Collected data
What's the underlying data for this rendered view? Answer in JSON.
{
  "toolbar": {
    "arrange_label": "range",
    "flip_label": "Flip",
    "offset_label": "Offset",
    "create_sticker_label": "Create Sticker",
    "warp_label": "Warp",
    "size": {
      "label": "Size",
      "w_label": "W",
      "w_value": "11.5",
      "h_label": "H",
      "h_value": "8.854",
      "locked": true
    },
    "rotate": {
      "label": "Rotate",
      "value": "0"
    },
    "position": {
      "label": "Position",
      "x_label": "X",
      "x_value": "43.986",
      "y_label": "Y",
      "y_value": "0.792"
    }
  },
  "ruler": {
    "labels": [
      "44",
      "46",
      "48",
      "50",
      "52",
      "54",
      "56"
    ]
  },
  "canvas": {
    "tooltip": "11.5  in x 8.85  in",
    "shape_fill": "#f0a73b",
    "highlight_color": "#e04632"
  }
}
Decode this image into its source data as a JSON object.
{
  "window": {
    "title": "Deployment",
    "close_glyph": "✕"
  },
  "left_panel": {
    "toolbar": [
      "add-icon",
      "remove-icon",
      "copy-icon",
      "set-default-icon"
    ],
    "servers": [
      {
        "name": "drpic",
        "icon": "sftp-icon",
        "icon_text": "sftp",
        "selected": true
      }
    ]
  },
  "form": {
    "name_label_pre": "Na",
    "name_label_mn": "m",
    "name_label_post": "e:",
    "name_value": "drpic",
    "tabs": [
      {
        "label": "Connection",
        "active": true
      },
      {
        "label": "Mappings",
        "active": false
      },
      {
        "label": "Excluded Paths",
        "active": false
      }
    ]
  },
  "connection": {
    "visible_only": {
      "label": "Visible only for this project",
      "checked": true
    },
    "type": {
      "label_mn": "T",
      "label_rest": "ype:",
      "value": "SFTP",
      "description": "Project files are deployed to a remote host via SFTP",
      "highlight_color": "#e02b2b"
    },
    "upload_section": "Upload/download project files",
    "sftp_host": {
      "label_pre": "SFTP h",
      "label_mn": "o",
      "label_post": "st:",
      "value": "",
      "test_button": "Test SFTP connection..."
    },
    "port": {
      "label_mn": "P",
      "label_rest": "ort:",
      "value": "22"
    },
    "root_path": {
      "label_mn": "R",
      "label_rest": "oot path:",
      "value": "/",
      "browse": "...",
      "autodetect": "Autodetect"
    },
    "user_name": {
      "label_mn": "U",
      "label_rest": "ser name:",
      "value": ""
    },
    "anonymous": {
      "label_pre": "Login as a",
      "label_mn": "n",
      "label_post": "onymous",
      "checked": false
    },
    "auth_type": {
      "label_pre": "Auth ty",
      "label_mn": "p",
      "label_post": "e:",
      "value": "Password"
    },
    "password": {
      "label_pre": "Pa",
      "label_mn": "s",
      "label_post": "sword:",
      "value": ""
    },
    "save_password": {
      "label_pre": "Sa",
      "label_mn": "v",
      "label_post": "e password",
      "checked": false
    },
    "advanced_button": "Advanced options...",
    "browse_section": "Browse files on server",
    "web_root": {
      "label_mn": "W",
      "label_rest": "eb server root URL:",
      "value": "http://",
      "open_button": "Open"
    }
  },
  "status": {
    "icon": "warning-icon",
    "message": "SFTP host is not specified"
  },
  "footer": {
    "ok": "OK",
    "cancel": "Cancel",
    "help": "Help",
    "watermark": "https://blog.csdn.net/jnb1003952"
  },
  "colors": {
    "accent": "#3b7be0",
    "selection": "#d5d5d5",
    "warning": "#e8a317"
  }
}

> [Work to complete] Count the lines in the records above that contain the word "JSON", and give only that number.

> [Written answer] 2